* **Your goal**:
Print out every record exactly as it appears.

Data excerpts
>>>

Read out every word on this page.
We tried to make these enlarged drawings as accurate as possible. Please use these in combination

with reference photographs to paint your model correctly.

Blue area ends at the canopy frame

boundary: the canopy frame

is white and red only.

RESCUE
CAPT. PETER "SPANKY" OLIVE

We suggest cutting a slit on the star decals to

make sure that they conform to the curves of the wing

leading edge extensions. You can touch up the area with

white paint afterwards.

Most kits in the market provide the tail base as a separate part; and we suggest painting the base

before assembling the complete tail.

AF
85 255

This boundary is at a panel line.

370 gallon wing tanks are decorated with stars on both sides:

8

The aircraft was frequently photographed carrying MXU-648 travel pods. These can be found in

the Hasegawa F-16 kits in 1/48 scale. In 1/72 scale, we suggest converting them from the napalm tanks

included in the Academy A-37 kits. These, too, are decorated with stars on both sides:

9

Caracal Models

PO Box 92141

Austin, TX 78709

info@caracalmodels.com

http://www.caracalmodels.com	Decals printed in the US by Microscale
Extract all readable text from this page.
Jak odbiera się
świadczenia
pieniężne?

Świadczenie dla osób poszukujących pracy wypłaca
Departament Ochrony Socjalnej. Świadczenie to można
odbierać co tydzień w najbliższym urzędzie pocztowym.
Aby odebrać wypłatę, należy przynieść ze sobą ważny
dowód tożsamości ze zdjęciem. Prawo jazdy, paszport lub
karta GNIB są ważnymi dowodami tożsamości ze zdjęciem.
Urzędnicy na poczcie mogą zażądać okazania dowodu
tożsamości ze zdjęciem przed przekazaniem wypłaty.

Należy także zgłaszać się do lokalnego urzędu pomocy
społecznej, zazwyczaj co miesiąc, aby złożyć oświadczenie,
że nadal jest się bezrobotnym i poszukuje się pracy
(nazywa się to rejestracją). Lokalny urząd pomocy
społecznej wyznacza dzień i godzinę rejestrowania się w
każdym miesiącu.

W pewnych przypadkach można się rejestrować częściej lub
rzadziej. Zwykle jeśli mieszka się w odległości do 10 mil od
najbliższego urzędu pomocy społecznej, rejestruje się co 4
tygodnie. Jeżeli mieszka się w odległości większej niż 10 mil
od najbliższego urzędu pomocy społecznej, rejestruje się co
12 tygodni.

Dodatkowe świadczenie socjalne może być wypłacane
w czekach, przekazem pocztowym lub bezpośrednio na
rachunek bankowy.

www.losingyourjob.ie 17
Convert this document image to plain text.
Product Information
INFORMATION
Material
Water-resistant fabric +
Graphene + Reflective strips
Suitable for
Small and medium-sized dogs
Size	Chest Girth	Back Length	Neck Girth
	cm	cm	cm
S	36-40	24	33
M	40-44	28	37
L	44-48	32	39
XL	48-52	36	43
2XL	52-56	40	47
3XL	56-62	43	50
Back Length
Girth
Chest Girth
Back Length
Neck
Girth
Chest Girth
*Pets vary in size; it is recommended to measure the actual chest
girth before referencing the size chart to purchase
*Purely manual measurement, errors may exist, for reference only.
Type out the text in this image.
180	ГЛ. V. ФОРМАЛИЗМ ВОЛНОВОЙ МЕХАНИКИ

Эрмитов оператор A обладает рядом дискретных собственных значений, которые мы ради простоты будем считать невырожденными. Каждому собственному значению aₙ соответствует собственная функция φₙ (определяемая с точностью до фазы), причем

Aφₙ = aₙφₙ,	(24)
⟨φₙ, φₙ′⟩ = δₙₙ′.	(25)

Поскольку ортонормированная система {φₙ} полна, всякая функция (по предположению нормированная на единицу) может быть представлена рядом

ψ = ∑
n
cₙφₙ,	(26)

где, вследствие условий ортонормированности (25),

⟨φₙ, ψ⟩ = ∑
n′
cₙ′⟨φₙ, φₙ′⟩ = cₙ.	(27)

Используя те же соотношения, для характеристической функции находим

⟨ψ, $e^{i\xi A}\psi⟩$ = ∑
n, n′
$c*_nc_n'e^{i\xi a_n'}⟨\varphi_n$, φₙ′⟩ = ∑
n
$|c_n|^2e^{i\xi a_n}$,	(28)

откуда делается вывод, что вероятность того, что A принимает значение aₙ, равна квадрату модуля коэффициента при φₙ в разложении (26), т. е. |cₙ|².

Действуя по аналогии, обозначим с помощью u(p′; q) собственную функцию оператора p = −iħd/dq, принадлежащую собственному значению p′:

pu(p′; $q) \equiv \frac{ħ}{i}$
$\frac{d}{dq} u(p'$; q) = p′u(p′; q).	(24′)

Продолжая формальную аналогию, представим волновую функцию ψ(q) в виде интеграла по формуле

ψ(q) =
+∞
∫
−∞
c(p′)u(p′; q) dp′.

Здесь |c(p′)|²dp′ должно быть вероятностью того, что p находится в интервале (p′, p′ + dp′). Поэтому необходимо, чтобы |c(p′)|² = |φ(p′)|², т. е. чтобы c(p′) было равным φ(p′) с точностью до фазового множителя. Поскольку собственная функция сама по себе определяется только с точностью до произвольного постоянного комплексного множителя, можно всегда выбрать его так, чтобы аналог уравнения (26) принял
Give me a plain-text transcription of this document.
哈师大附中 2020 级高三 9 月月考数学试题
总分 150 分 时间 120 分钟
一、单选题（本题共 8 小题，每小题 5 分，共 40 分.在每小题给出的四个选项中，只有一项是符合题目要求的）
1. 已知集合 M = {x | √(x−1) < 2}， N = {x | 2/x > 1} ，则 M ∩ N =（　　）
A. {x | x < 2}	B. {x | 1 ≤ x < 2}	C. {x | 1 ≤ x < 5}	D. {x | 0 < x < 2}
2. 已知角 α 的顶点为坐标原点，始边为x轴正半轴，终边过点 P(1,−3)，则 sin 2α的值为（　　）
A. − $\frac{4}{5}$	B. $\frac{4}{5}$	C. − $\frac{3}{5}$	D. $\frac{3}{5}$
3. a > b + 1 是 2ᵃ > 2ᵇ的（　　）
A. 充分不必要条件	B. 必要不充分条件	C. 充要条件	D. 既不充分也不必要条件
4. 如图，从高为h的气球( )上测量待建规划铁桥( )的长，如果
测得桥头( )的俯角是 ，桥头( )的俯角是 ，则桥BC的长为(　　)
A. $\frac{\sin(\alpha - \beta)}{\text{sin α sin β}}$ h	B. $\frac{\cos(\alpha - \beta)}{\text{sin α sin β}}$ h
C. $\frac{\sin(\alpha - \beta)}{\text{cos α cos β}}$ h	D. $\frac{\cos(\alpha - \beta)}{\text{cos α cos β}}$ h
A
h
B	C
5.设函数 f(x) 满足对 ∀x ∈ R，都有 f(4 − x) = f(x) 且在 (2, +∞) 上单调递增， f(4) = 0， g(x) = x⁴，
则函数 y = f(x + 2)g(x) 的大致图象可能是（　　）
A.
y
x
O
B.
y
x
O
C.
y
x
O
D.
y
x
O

<<<

* **Exercise result**:
Read out every word on this page.
We tried to make these enlarged drawings as accurate as possible. Please use these in combination

with reference photographs to paint your model correctly.

Blue area ends at the canopy frame

boundary: the canopy frame

is white and red only.

RESCUE
CAPT. PETER "SPANKY" OLIVE

We suggest cutting a slit on the star decals to

make sure that they conform to the curves of the wing

leading edge extensions. You can touch up the area with

white paint afterwards.

Most kits in the market provide the tail base as a separate part; and we suggest painting the base

before assembling the complete tail.

AF
85 255

This boundary is at a panel line.

370 gallon wing tanks are decorated with stars on both sides:

8

The aircraft was frequently photographed carrying MXU-648 travel pods. These can be found in

the Hasegawa F-16 kits in 1/48 scale. In 1/72 scale, we suggest converting them from the napalm tanks

included in the Academy A-37 kits. These, too, are decorated with stars on both sides:

9

Caracal Models

PO Box 92141

Austin, TX 78709

info@caracalmodels.com

http://www.caracalmodels.com	Decals printed in the US by Microscale
Extract all readable text from this page.
Jak odbiera się
świadczenia
pieniężne?

Świadczenie dla osób poszukujących pracy wypłaca
Departament Ochrony Socjalnej. Świadczenie to można
odbierać co tydzień w najbliższym urzędzie pocztowym.
Aby odebrać wypłatę, należy przynieść ze sobą ważny
dowód tożsamości ze zdjęciem. Prawo jazdy, paszport lub
karta GNIB są ważnymi dowodami tożsamości ze zdjęciem.
Urzędnicy na poczcie mogą zażądać okazania dowodu
tożsamości ze zdjęciem przed przekazaniem wypłaty.

Należy także zgłaszać się do lokalnego urzędu pomocy
społecznej, zazwyczaj co miesiąc, aby złożyć oświadczenie,
że nadal jest się bezrobotnym i poszukuje się pracy
(nazywa się to rejestracją). Lokalny urząd pomocy
społecznej wyznacza dzień i godzinę rejestrowania się w
każdym miesiącu.

W pewnych przypadkach można się rejestrować częściej lub
rzadziej. Zwykle jeśli mieszka się w odległości do 10 mil od
najbliższego urzędu pomocy społecznej, rejestruje się co 4
tygodnie. Jeżeli mieszka się w odległości większej niż 10 mil
od najbliższego urzędu pomocy społecznej, rejestruje się co
12 tygodni.

Dodatkowe świadczenie socjalne może być wypłacane
w czekach, przekazem pocztowym lub bezpośrednio na
rachunek bankowy.

www.losingyourjob.ie 17
Convert this document image to plain text.
Product Information
INFORMATION
Material
Water-resistant fabric +
Graphene + Reflective strips
Suitable for
Small and medium-sized dogs
Size	Chest Girth	Back Length	Neck Girth
	cm	cm	cm
S	36-40	24	33
M	40-44	28	37
L	44-48	32	39
XL	48-52	36	43
2XL	52-56	40	47
3XL	56-62	43	50
Back Length
Girth
Chest Girth
Back Length
Neck
Girth
Chest Girth
*Pets vary in size; it is recommended to measure the actual chest
girth before referencing the size chart to purchase
*Purely manual measurement, errors may exist, for reference only.
Type out the text in this image.
180	ГЛ. V. ФОРМАЛИЗМ ВОЛНОВОЙ МЕХАНИКИ

Эрмитов оператор A обладает рядом дискретных собственных значений, которые мы ради простоты будем считать невырожденными. Каждому собственному значению aₙ соответствует собственная функция φₙ (определяемая с точностью до фазы), причем

Aφₙ = aₙφₙ,	(24)
⟨φₙ, φₙ′⟩ = δₙₙ′.	(25)

Поскольку ортонормированная система {φₙ} полна, всякая функция (по предположению нормированная на единицу) может быть представлена рядом

ψ = ∑
n
cₙφₙ,	(26)

где, вследствие условий ортонормированности (25),

⟨φₙ, ψ⟩ = ∑
n′
cₙ′⟨φₙ, φₙ′⟩ = cₙ.	(27)

Используя те же соотношения, для характеристической функции находим

⟨ψ, $e^{i\xi A}\psi⟩$ = ∑
n, n′
$c*_nc_n'e^{i\xi a_n'}⟨\varphi_n$, φₙ′⟩ = ∑
n
$|c_n|^2e^{i\xi a_n}$,	(28)

откуда делается вывод, что вероятность того, что A принимает значение aₙ, равна квадрату модуля коэффициента при φₙ в разложении (26), т. е. |cₙ|².

Действуя по аналогии, обозначим с помощью u(p′; q) собственную функцию оператора p = −iħd/dq, принадлежащую собственному значению p′:

pu(p′; $q) \equiv \frac{ħ}{i}$
$\frac{d}{dq} u(p'$; q) = p′u(p′; q).	(24′)

Продолжая формальную аналогию, представим волновую функцию ψ(q) в виде интеграла по формуле

ψ(q) =
+∞
∫
−∞
c(p′)u(p′; q) dp′.

Здесь |c(p′)|²dp′ должно быть вероятностью того, что p находится в интервале (p′, p′ + dp′). Поэтому необходимо, чтобы |c(p′)|² = |φ(p′)|², т. е. чтобы c(p′) было равным φ(p′) с точностью до фазового множителя. Поскольку собственная функция сама по себе определяется только с точностью до произвольного постоянного комплексного множителя, можно всегда выбрать его так, чтобы аналог уравнения (26) принял
Give me a plain-text transcription of this document.
哈师大附中 2020 级高三 9 月月考数学试题
总分 150 分 时间 120 分钟
一、单选题（本题共 8 小题，每小题 5 分，共 40 分.在每小题给出的四个选项中，只有一项是符合题目要求的）
1. 已知集合 M = {x | √(x−1) < 2}， N = {x | 2/x > 1} ，则 M ∩ N =（　　）
A. {x | x < 2}	B. {x | 1 ≤ x < 2}	C. {x | 1 ≤ x < 5}	D. {x | 0 < x < 2}
2. 已知角 α 的顶点为坐标原点，始边为x轴正半轴，终边过点 P(1,−3)，则 sin 2α的值为（　　）
A. − $\frac{4}{5}$	B. $\frac{4}{5}$	C. − $\frac{3}{5}$	D. $\frac{3}{5}$
3. a > b + 1 是 2ᵃ > 2ᵇ的（　　）
A. 充分不必要条件	B. 必要不充分条件	C. 充要条件	D. 既不充分也不必要条件
4. 如图，从高为h的气球( )上测量待建规划铁桥( )的长，如果
测得桥头( )的俯角是 ，桥头( )的俯角是 ，则桥BC的长为(　　)
A. $\frac{\sin(\alpha - \beta)}{\text{sin α sin β}}$ h	B. $\frac{\cos(\alpha - \beta)}{\text{sin α sin β}}$ h
C. $\frac{\sin(\alpha - \beta)}{\text{cos α cos β}}$ h	D. $\frac{\cos(\alpha - \beta)}{\text{cos α cos β}}$ h
A
h
B	C
5.设函数 f(x) 满足对 ∀x ∈ R，都有 f(4 − x) = f(x) 且在 (2, +∞) 上单调递增， f(4) = 0， g(x) = x⁴，
则函数 y = f(x + 2)g(x) 的大致图象可能是（　　）
A.
y
x
O
B.
y
x
O
C.
y
x
O
D.
y
x
O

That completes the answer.